## YOUR INSTRUCTIONS
Decide whether each statement agrees with the passage on William and the war against France: (a) William was at The Hague when the de Witts were murdered; (b) England accepted a separate peace in exchange for a war indemnity of two million florins; (c) the States-General followed William's wishes in signing the Peace of Nijmegen. For each, answer yes or no and quote the deciding words of the passage.

He proceeded to the headquarters of the army, and so was absent from The Hague when the de Witts were murdered. He had apparently no share in planning that act, which perhaps no one had planned; but when he heard of it he did not hide his satisfaction; and he protected and pensioned the men who had led the mob. 53 He tried now to be a good general; he never succeeded, but the experienced soldiers who came enthusiastically to his standard reorganized the army and the navy, and victories began to outweigh defeats. De Ruyter and Cornelis Tromp (son of Maarten) outfought the English and French fleets at Schooneveldt and Kykduin (1673); the German invaders were stopped in Groningen; William captured Naarden; the provinces of Gelderland, Utrecht, and Overijssel were cleared of the enemy; nearly everywhere the French were in retreat. For the time being, at least, the United Provinces were saved, and they hailed William as their savior.
To these successes he added diplomatic victories. On February 19, 1674, he persuaded England to a separate peace by agreeing to pay a war indemnity of two million florins; on April 22 and May 11 he signed treaties with Miinster and Cologne; he confirmed the alliance of the United Provinces, Spain, Brandenburg, Denmark, and the Empire against a now isolated France. As a final stroke he won the hand of Mary, eldest daughter of James, Duke of York, brother of the English King. The two leading Protestant powers were now drawn together; the net was being closed around France; and it was no minor matter that Mary stood only after her father in line of succession to the English throne. Seldom in history has so young a statesman laid such farseeing plans, and with such success.
Meanwhile, however, the French renewed their attack, took Ypres and Ghent, and advanced to the Dutch border. De Ruyter was defeated by a French fleet off the Sicilian coast (April 22, 1676), and died a week later of his wounds. Louis offered peace to the States-General on tempting terms: he would restore all Dutch territory held by the French, provided the States would agree to his retention of Franche-Comté and Lorraine. The Emperor, Brandenburg, and Denmark protested against such a peace; William supported them; the States-General, dominated by commercial interests, overruled him, deserted its allies, and signed the separate Peace of Nijmegen with France (August 10, 1678).

## INFORMATION PROVIDED
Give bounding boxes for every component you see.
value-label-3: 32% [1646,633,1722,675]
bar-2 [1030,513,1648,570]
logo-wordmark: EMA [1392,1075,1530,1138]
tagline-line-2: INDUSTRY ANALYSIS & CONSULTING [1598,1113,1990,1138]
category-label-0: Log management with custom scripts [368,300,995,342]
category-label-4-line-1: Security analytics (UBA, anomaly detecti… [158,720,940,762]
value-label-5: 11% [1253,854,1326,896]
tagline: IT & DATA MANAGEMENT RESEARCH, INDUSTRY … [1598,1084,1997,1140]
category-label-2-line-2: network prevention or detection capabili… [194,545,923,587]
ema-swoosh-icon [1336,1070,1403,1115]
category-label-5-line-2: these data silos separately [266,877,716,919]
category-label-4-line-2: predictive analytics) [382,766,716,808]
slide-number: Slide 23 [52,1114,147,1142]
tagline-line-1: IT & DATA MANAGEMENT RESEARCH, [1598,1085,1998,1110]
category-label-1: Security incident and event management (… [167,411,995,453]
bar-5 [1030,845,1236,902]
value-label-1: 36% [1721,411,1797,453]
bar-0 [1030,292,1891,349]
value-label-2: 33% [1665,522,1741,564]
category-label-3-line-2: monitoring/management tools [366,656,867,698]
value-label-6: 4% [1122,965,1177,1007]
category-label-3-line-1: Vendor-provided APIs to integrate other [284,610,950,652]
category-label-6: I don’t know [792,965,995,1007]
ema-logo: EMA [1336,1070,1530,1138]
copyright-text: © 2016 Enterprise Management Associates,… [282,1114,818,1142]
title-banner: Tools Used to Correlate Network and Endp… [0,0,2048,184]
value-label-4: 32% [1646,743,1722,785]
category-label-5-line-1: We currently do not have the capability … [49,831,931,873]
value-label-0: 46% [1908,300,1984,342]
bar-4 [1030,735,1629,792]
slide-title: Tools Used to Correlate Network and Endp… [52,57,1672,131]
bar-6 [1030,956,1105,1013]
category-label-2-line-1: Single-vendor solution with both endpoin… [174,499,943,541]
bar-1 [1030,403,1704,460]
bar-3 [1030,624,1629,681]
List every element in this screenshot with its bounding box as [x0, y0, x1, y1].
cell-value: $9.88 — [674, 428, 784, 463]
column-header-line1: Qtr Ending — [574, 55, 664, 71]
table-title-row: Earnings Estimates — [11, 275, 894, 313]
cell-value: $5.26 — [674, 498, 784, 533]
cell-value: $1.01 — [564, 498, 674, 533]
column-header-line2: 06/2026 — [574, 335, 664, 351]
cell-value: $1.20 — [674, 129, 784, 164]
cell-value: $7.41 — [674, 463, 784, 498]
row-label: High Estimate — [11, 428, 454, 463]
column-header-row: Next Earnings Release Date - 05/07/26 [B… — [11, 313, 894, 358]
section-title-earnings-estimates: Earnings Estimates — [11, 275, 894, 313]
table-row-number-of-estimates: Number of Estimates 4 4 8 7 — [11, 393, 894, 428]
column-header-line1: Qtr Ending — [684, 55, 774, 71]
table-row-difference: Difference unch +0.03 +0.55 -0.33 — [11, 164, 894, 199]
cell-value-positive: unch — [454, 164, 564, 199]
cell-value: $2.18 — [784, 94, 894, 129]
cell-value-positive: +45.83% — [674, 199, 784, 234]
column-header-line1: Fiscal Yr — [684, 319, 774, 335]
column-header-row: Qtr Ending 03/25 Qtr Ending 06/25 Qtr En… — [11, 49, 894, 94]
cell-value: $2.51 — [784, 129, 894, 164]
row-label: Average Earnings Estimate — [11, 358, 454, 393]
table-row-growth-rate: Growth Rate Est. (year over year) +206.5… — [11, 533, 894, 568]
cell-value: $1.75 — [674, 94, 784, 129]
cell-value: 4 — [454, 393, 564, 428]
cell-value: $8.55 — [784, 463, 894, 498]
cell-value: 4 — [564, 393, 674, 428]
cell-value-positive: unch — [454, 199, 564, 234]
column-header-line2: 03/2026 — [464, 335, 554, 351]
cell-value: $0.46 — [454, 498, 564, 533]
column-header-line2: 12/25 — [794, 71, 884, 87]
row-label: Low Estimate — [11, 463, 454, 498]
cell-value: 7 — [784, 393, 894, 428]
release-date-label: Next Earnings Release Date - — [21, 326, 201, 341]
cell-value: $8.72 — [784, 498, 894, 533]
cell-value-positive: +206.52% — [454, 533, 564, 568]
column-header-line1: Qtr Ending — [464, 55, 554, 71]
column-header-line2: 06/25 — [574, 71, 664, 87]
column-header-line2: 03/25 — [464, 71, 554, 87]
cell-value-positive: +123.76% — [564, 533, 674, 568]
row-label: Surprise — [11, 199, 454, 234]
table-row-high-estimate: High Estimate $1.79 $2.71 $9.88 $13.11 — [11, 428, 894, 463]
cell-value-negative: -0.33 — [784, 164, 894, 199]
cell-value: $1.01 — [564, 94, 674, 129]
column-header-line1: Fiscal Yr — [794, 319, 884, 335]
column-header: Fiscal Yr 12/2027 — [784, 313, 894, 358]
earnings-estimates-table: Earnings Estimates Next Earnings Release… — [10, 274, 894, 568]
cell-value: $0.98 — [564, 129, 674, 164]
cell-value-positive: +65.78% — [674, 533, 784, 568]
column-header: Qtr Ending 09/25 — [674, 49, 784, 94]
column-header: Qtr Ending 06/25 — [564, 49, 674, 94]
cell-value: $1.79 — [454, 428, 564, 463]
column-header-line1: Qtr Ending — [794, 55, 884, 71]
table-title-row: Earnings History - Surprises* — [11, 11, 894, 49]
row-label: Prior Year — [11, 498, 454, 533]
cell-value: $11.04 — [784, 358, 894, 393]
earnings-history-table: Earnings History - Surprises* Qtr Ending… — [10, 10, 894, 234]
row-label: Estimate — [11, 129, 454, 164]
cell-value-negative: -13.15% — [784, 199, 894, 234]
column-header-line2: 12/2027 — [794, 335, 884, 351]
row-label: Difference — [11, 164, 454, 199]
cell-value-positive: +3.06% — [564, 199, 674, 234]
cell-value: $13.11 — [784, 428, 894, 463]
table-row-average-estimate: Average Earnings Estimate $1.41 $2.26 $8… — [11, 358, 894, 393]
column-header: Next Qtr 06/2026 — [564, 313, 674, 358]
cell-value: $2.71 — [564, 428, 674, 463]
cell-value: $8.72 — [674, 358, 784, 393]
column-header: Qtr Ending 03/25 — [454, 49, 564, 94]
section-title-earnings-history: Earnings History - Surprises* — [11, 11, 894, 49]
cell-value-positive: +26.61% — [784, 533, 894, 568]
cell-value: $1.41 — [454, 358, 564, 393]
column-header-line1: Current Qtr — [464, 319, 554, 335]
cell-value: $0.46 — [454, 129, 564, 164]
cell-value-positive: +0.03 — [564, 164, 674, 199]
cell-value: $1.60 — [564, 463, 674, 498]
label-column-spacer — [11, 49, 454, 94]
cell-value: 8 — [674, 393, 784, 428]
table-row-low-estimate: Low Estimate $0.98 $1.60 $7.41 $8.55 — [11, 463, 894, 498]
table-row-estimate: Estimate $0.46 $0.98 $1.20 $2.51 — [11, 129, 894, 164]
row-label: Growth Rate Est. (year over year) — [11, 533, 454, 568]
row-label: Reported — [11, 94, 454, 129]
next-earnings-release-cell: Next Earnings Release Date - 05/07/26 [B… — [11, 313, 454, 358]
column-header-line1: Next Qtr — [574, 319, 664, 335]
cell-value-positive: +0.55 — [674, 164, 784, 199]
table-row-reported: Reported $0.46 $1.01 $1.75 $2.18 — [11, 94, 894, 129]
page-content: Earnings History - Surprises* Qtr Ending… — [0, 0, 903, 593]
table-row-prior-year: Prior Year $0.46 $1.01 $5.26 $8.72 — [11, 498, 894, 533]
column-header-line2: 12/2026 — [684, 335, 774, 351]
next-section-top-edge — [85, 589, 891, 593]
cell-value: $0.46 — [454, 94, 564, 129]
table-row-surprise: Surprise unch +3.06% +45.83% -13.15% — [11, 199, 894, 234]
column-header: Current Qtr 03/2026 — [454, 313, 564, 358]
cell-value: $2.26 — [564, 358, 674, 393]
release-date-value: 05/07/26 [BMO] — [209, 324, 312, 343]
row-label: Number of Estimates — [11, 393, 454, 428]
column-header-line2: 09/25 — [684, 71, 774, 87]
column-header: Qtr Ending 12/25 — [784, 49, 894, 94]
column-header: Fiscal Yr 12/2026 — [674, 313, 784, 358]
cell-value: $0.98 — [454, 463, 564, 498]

## RESPONSE TO THE TASK
(a) No: "so was absent from The Hague when the de Witts were murdered"
(b) Yes: "he persuaded England to a separate peace by agreeing to pay a war indemnity of two million florins"
(c) No: "the States-General, dominated by commercial interests, overruled him"